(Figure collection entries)
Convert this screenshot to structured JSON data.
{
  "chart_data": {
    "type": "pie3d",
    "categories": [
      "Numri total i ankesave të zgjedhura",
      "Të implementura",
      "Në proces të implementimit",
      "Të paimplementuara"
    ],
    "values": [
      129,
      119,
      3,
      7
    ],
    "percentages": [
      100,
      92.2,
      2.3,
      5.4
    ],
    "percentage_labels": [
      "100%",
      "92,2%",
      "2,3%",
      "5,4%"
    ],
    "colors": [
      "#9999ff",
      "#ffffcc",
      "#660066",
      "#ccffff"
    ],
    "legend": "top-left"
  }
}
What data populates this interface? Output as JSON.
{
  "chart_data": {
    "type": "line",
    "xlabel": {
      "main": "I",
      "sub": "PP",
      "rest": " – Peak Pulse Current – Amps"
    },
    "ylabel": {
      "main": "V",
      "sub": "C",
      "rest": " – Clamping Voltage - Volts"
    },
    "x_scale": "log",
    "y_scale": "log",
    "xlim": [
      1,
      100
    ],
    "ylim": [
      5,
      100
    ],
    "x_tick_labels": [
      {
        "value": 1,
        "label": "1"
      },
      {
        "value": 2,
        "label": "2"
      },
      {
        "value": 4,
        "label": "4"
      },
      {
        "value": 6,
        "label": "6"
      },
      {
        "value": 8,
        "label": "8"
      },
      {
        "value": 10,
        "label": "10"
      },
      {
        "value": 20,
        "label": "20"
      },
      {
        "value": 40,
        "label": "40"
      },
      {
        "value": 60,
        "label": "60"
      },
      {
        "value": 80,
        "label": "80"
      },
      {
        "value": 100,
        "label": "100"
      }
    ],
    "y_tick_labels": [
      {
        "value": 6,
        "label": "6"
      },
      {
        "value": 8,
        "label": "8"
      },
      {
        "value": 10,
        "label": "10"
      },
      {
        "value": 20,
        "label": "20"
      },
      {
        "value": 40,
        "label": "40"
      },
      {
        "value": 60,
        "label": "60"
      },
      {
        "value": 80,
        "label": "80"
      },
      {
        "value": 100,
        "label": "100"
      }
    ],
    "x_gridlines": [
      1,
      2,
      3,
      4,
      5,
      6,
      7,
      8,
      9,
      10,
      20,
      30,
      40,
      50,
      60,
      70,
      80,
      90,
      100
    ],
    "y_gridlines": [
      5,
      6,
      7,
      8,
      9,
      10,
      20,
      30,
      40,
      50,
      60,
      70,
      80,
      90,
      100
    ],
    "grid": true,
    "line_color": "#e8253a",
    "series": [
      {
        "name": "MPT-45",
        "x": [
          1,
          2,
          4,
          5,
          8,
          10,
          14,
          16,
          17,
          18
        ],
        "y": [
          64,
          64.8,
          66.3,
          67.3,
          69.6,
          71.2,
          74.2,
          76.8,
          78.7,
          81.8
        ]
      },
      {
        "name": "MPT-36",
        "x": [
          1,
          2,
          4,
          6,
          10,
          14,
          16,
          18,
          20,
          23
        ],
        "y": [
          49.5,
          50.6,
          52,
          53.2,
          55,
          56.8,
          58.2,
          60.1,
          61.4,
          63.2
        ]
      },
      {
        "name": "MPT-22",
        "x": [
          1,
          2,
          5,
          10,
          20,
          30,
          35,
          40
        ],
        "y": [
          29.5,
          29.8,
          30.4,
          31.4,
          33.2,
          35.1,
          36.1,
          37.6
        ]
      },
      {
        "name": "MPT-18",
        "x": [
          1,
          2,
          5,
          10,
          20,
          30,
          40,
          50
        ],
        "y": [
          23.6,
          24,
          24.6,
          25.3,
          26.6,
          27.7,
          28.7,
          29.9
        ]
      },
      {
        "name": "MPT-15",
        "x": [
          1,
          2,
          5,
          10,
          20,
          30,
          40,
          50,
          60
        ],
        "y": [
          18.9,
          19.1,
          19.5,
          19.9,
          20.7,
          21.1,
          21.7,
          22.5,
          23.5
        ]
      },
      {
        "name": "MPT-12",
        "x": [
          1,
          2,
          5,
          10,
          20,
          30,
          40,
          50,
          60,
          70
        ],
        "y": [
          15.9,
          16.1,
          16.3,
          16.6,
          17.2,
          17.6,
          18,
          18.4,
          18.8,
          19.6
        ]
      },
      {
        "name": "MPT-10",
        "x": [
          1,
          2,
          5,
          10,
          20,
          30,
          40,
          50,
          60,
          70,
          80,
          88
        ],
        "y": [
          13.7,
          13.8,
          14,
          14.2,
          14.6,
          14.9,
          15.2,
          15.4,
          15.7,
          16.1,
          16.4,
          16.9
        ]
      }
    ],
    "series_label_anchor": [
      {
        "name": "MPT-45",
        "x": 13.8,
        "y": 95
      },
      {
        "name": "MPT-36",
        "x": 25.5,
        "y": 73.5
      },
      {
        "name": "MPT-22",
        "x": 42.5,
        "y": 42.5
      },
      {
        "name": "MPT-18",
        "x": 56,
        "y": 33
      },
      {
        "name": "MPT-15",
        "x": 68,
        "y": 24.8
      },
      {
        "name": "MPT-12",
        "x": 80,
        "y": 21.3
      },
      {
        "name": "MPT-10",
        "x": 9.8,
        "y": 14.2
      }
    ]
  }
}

- Given problem -
Write out every entry above, word for word.

- Task response -
Convert this screenshot to structured JSON data.
{
  "chart_data": {
    "type": "pie3d",
    "categories": [
      "Numri total i ankesave të zgjedhura",
      "Të implementura",
      "Në proces të implementimit",
      "Të paimplementuara"
    ],
    "values": [
      129,
      119,
      3,
      7
    ],
    "percentages": [
      100,
      92.2,
      2.3,
      5.4
    ],
    "percentage_labels": [
      "100%",
      "92,2%",
      "2,3%",
      "5,4%"
    ],
    "colors": [
      "#9999ff",
      "#ffffcc",
      "#660066",
      "#ccffff"
    ],
    "legend": "top-left"
  }
}
What data populates this interface? Output as JSON.
{
  "chart_data": {
    "type": "line",
    "xlabel": {
      "main": "I",
      "sub": "PP",
      "rest": " – Peak Pulse Current – Amps"
    },
    "ylabel": {
      "main": "V",
      "sub": "C",
      "rest": " – Clamping Voltage - Volts"
    },
    "x_scale": "log",
    "y_scale": "log",
    "xlim": [
      1,
      100
    ],
    "ylim": [
      5,
      100
    ],
    "x_tick_labels": [
      {
        "value": 1,
        "label": "1"
      },
      {
        "value": 2,
        "label": "2"
      },
      {
        "value": 4,
        "label": "4"
      },
      {
        "value": 6,
        "label": "6"
      },
      {
        "value": 8,
        "label": "8"
      },
      {
        "value": 10,
        "label": "10"
      },
      {
        "value": 20,
        "label": "20"
      },
      {
        "value": 40,
        "label": "40"
      },
      {
        "value": 60,
        "label": "60"
      },
      {
        "value": 80,
        "label": "80"
      },
      {
        "value": 100,
        "label": "100"
      }
    ],
    "y_tick_labels": [
      {
        "value": 6,
        "label": "6"
      },
      {
        "value": 8,
        "label": "8"
      },
      {
        "value": 10,
        "label": "10"
      },
      {
        "value": 20,
        "label": "20"
      },
      {
        "value": 40,
        "label": "40"
      },
      {
        "value": 60,
        "label": "60"
      },
      {
        "value": 80,
        "label": "80"
      },
      {
        "value": 100,
        "label": "100"
      }
    ],
    "x_gridlines": [
      1,
      2,
      3,
      4,
      5,
      6,
      7,
      8,
      9,
      10,
      20,
      30,
      40,
      50,
      60,
      70,
      80,
      90,
      100
    ],
    "y_gridlines": [
      5,
      6,
      7,
      8,
      9,
      10,
      20,
      30,
      40,
      50,
      60,
      70,
      80,
      90,
      100
    ],
    "grid": true,
    "line_color": "#e8253a",
    "series": [
      {
        "name": "MPT-45",
        "x": [
          1,
          2,
          4,
          5,
          8,
          10,
          14,
          16,
          17,
          18
        ],
        "y": [
          64,
          64.8,
          66.3,
          67.3,
          69.6,
          71.2,
          74.2,
          76.8,
          78.7,
          81.8
        ]
      },
      {
        "name": "MPT-36",
        "x": [
          1,
          2,
          4,
          6,
          10,
          14,
          16,
          18,
          20,
          23
        ],
        "y": [
          49.5,
          50.6,
          52,
          53.2,
          55,
          56.8,
          58.2,
          60.1,
          61.4,
          63.2
        ]
      },
      {
        "name": "MPT-22",
        "x": [
          1,
          2,
          5,
          10,
          20,
          30,
          35,
          40
        ],
        "y": [
          29.5,
          29.8,
          30.4,
          31.4,
          33.2,
          35.1,
          36.1,
          37.6
        ]
      },
      {
        "name": "MPT-18",
        "x": [
          1,
          2,
          5,
          10,
          20,
          30,
          40,
          50
        ],
        "y": [
          23.6,
          24,
          24.6,
          25.3,
          26.6,
          27.7,
          28.7,
          29.9
        ]
      },
      {
        "name": "MPT-15",
        "x": [
          1,
          2,
          5,
          10,
          20,
          30,
          40,
          50,
          60
        ],
        "y": [
          18.9,
          19.1,
          19.5,
          19.9,
          20.7,
          21.1,
          21.7,
          22.5,
          23.5
        ]
      },
      {
        "name": "MPT-12",
        "x": [
          1,
          2,
          5,
          10,
          20,
          30,
          40,
          50,
          60,
          70
        ],
        "y": [
          15.9,
          16.1,
          16.3,
          16.6,
          17.2,
          17.6,
          18,
          18.4,
          18.8,
          19.6
        ]
      },
      {
        "name": "MPT-10",
        "x": [
          1,
          2,
          5,
          10,
          20,
          30,
          40,
          50,
          60,
          70,
          80,
          88
        ],
        "y": [
          13.7,
          13.8,
          14,
          14.2,
          14.6,
          14.9,
          15.2,
          15.4,
          15.7,
          16.1,
          16.4,
          16.9
        ]
      }
    ],
    "series_label_anchor": [
      {
        "name": "MPT-45",
        "x": 13.8,
        "y": 95
      },
      {
        "name": "MPT-36",
        "x": 25.5,
        "y": 73.5
      },
      {
        "name": "MPT-22",
        "x": 42.5,
        "y": 42.5
      },
      {
        "name": "MPT-18",
        "x": 56,
        "y": 33
      },
      {
        "name": "MPT-15",
        "x": 68,
        "y": 24.8
      },
      {
        "name": "MPT-12",
        "x": 80,
        "y": 21.3
      },
      {
        "name": "MPT-10",
        "x": 9.8,
        "y": 14.2
      }
    ]
  }
}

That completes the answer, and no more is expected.